_Task brief_
Leave out the pictures; transcribe all else exactly.

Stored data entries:
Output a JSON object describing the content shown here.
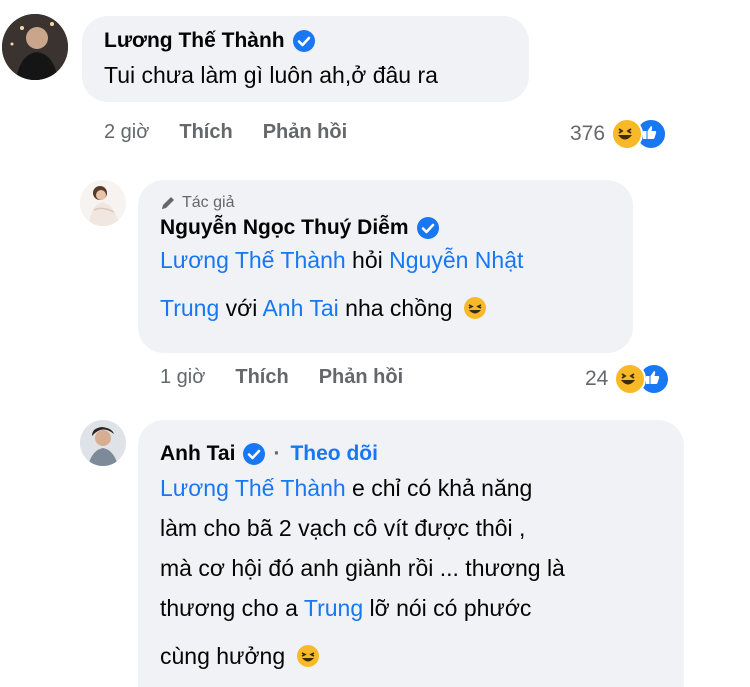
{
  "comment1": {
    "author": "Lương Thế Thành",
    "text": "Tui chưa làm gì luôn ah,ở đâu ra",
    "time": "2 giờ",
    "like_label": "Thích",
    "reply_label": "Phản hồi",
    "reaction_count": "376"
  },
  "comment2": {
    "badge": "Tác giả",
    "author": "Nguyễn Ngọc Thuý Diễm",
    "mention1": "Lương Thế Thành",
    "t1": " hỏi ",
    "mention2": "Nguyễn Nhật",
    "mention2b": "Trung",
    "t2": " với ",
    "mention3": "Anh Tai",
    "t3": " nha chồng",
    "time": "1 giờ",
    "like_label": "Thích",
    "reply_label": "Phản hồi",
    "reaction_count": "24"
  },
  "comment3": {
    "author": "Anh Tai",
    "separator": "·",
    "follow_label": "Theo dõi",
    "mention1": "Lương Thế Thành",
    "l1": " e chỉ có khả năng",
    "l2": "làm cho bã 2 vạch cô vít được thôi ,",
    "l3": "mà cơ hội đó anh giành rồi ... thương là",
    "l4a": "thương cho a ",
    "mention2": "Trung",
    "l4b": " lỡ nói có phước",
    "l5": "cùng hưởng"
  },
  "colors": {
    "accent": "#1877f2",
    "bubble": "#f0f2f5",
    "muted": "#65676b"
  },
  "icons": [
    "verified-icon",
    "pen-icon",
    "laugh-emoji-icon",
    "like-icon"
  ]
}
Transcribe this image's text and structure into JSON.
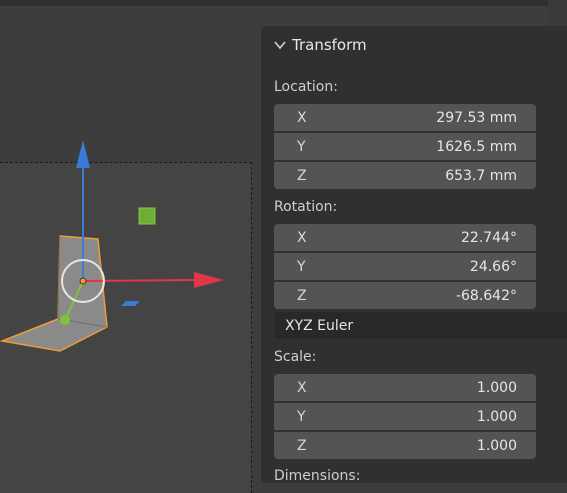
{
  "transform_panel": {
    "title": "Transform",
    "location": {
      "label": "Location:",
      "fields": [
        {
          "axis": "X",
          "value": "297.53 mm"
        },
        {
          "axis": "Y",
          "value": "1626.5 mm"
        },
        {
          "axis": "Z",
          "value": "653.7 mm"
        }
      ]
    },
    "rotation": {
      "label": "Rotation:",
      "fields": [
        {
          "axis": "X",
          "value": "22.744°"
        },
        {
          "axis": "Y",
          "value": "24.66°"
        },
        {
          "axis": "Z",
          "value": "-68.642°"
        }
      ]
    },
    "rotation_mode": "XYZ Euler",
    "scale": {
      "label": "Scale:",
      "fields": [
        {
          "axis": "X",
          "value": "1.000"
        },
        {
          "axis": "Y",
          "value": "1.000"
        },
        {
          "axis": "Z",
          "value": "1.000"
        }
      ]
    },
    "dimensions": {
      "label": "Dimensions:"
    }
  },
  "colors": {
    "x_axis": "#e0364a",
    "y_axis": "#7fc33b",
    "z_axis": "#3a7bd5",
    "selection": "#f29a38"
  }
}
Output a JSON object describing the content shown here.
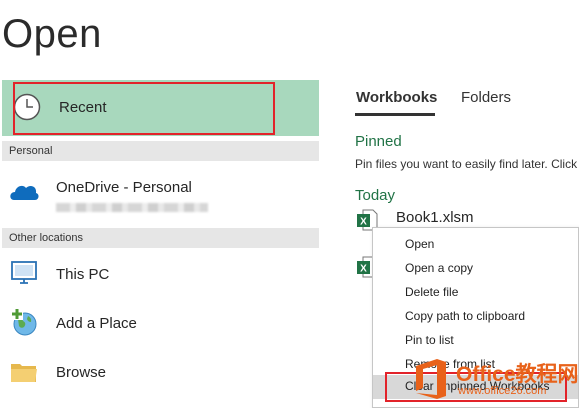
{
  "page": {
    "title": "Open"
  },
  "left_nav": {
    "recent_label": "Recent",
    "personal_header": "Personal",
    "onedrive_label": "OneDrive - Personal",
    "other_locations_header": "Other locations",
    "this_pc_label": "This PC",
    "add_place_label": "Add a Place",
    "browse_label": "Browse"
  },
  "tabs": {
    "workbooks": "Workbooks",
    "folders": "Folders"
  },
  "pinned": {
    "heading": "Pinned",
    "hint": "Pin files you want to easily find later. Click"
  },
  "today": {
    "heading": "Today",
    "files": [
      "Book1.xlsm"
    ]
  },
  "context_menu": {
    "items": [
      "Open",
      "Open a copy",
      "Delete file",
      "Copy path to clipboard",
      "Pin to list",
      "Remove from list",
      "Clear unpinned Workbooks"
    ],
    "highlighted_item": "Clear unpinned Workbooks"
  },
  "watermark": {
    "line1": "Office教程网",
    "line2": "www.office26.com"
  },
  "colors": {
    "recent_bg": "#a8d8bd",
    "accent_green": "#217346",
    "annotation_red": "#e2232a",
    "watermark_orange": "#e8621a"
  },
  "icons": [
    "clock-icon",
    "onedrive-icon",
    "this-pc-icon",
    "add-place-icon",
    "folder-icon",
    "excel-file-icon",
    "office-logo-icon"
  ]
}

_Exercise answer_
Output a JSON object describing the content shown here.
{
  "comment1": {
    "author": "Lương Thế Thành",
    "text": "Tui chưa làm gì luôn ah,ở đâu ra",
    "time": "2 giờ",
    "like_label": "Thích",
    "reply_label": "Phản hồi",
    "reaction_count": "376"
  },
  "comment2": {
    "badge": "Tác giả",
    "author": "Nguyễn Ngọc Thuý Diễm",
    "mention1": "Lương Thế Thành",
    "t1": " hỏi ",
    "mention2": "Nguyễn Nhật",
    "mention2b": "Trung",
    "t2": " với ",
    "mention3": "Anh Tai",
    "t3": " nha chồng",
    "time": "1 giờ",
    "like_label": "Thích",
    "reply_label": "Phản hồi",
    "reaction_count": "24"
  },
  "comment3": {
    "author": "Anh Tai",
    "separator": "·",
    "follow_label": "Theo dõi",
    "mention1": "Lương Thế Thành",
    "l1": " e chỉ có khả năng",
    "l2": "làm cho bã 2 vạch cô vít được thôi ,",
    "l3": "mà cơ hội đó anh giành rồi ... thương là",
    "l4a": "thương cho a ",
    "mention2": "Trung",
    "l4b": " lỡ nói có phước",
    "l5": "cùng hưởng"
  },
  "colors": {
    "accent": "#1877f2",
    "bubble": "#f0f2f5",
    "muted": "#65676b"
  },
  "icons": [
    "verified-icon",
    "pen-icon",
    "laugh-emoji-icon",
    "like-icon"
  ]
}
Transcribe this image's text and structure into JSON.
{
  "transform_panel": {
    "title": "Transform",
    "location": {
      "label": "Location:",
      "fields": [
        {
          "axis": "X",
          "value": "297.53 mm"
        },
        {
          "axis": "Y",
          "value": "1626.5 mm"
        },
        {
          "axis": "Z",
          "value": "653.7 mm"
        }
      ]
    },
    "rotation": {
      "label": "Rotation:",
      "fields": [
        {
          "axis": "X",
          "value": "22.744°"
        },
        {
          "axis": "Y",
          "value": "24.66°"
        },
        {
          "axis": "Z",
          "value": "-68.642°"
        }
      ]
    },
    "rotation_mode": "XYZ Euler",
    "scale": {
      "label": "Scale:",
      "fields": [
        {
          "axis": "X",
          "value": "1.000"
        },
        {
          "axis": "Y",
          "value": "1.000"
        },
        {
          "axis": "Z",
          "value": "1.000"
        }
      ]
    },
    "dimensions": {
      "label": "Dimensions:"
    }
  },
  "colors": {
    "x_axis": "#e0364a",
    "y_axis": "#7fc33b",
    "z_axis": "#3a7bd5",
    "selection": "#f29a38"
  }
}
Output a JSON object describing the content shown here.
{
  "page": {
    "title": "Open"
  },
  "left_nav": {
    "recent_label": "Recent",
    "personal_header": "Personal",
    "onedrive_label": "OneDrive - Personal",
    "other_locations_header": "Other locations",
    "this_pc_label": "This PC",
    "add_place_label": "Add a Place",
    "browse_label": "Browse"
  },
  "tabs": {
    "workbooks": "Workbooks",
    "folders": "Folders"
  },
  "pinned": {
    "heading": "Pinned",
    "hint": "Pin files you want to easily find later. Click"
  },
  "today": {
    "heading": "Today",
    "files": [
      "Book1.xlsm"
    ]
  },
  "context_menu": {
    "items": [
      "Open",
      "Open a copy",
      "Delete file",
      "Copy path to clipboard",
      "Pin to list",
      "Remove from list",
      "Clear unpinned Workbooks"
    ],
    "highlighted_item": "Clear unpinned Workbooks"
  },
  "watermark": {
    "line1": "Office教程网",
    "line2": "www.office26.com"
  },
  "colors": {
    "recent_bg": "#a8d8bd",
    "accent_green": "#217346",
    "annotation_red": "#e2232a",
    "watermark_orange": "#e8621a"
  },
  "icons": [
    "clock-icon",
    "onedrive-icon",
    "this-pc-icon",
    "add-place-icon",
    "folder-icon",
    "excel-file-icon",
    "office-logo-icon"
  ]
}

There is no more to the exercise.